_RECORDS SHOWN_:
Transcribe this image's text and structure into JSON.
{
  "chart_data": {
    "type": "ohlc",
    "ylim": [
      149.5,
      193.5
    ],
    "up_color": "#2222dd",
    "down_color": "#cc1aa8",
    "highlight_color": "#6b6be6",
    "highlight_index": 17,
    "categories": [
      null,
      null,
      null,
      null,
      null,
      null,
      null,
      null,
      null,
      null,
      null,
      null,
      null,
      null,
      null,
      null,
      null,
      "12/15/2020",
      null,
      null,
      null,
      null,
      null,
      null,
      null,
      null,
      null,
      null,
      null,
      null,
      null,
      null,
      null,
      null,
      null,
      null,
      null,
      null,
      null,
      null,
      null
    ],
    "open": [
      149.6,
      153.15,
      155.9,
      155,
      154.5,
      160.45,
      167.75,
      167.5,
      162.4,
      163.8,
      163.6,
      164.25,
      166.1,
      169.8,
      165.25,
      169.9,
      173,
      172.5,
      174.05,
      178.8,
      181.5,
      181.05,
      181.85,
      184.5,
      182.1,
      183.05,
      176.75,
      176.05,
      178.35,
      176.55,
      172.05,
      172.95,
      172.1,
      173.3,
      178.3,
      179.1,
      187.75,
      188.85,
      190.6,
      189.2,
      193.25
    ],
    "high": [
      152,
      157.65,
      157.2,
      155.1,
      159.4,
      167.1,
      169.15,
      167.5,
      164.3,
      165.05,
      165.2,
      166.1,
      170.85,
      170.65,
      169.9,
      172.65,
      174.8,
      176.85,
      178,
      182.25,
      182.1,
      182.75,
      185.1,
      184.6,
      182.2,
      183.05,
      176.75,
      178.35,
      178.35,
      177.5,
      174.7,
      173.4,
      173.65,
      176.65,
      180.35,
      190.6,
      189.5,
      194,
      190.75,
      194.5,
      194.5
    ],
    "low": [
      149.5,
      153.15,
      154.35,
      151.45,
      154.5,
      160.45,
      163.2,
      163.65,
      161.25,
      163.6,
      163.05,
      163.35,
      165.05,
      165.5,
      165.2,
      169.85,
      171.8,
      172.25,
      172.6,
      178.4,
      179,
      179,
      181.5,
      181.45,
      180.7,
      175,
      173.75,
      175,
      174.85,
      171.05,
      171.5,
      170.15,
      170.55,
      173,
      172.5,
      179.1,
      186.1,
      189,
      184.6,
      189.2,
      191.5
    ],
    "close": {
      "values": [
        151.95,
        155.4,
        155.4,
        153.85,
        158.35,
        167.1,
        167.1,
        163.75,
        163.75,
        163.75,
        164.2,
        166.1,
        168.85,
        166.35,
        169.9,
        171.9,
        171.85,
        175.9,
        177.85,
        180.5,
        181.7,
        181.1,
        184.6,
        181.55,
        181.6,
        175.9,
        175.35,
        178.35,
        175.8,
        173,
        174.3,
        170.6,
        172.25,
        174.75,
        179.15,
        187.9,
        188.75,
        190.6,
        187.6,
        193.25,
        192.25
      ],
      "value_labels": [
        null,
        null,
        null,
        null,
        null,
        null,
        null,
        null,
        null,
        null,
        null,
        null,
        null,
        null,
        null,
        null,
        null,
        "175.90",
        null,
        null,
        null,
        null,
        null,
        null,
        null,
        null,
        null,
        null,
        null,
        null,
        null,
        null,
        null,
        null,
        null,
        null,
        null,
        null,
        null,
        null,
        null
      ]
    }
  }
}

_WHAT TO PRODUCE_:
Type out all of the material again, word for word.

_EXPECTED ANSWER_:
Transcribe this image's text and structure into JSON.
{
  "chart_data": {
    "type": "ohlc",
    "ylim": [
      149.5,
      193.5
    ],
    "up_color": "#2222dd",
    "down_color": "#cc1aa8",
    "highlight_color": "#6b6be6",
    "highlight_index": 17,
    "categories": [
      null,
      null,
      null,
      null,
      null,
      null,
      null,
      null,
      null,
      null,
      null,
      null,
      null,
      null,
      null,
      null,
      null,
      "12/15/2020",
      null,
      null,
      null,
      null,
      null,
      null,
      null,
      null,
      null,
      null,
      null,
      null,
      null,
      null,
      null,
      null,
      null,
      null,
      null,
      null,
      null,
      null,
      null
    ],
    "open": [
      149.6,
      153.15,
      155.9,
      155,
      154.5,
      160.45,
      167.75,
      167.5,
      162.4,
      163.8,
      163.6,
      164.25,
      166.1,
      169.8,
      165.25,
      169.9,
      173,
      172.5,
      174.05,
      178.8,
      181.5,
      181.05,
      181.85,
      184.5,
      182.1,
      183.05,
      176.75,
      176.05,
      178.35,
      176.55,
      172.05,
      172.95,
      172.1,
      173.3,
      178.3,
      179.1,
      187.75,
      188.85,
      190.6,
      189.2,
      193.25
    ],
    "high": [
      152,
      157.65,
      157.2,
      155.1,
      159.4,
      167.1,
      169.15,
      167.5,
      164.3,
      165.05,
      165.2,
      166.1,
      170.85,
      170.65,
      169.9,
      172.65,
      174.8,
      176.85,
      178,
      182.25,
      182.1,
      182.75,
      185.1,
      184.6,
      182.2,
      183.05,
      176.75,
      178.35,
      178.35,
      177.5,
      174.7,
      173.4,
      173.65,
      176.65,
      180.35,
      190.6,
      189.5,
      194,
      190.75,
      194.5,
      194.5
    ],
    "low": [
      149.5,
      153.15,
      154.35,
      151.45,
      154.5,
      160.45,
      163.2,
      163.65,
      161.25,
      163.6,
      163.05,
      163.35,
      165.05,
      165.5,
      165.2,
      169.85,
      171.8,
      172.25,
      172.6,
      178.4,
      179,
      179,
      181.5,
      181.45,
      180.7,
      175,
      173.75,
      175,
      174.85,
      171.05,
      171.5,
      170.15,
      170.55,
      173,
      172.5,
      179.1,
      186.1,
      189,
      184.6,
      189.2,
      191.5
    ],
    "close": {
      "values": [
        151.95,
        155.4,
        155.4,
        153.85,
        158.35,
        167.1,
        167.1,
        163.75,
        163.75,
        163.75,
        164.2,
        166.1,
        168.85,
        166.35,
        169.9,
        171.9,
        171.85,
        175.9,
        177.85,
        180.5,
        181.7,
        181.1,
        184.6,
        181.55,
        181.6,
        175.9,
        175.35,
        178.35,
        175.8,
        173,
        174.3,
        170.6,
        172.25,
        174.75,
        179.15,
        187.9,
        188.75,
        190.6,
        187.6,
        193.25,
        192.25
      ],
      "value_labels": [
        null,
        null,
        null,
        null,
        null,
        null,
        null,
        null,
        null,
        null,
        null,
        null,
        null,
        null,
        null,
        null,
        null,
        "175.90",
        null,
        null,
        null,
        null,
        null,
        null,
        null,
        null,
        null,
        null,
        null,
        null,
        null,
        null,
        null,
        null,
        null,
        null,
        null,
        null,
        null,
        null,
        null
      ]
    }
  }
}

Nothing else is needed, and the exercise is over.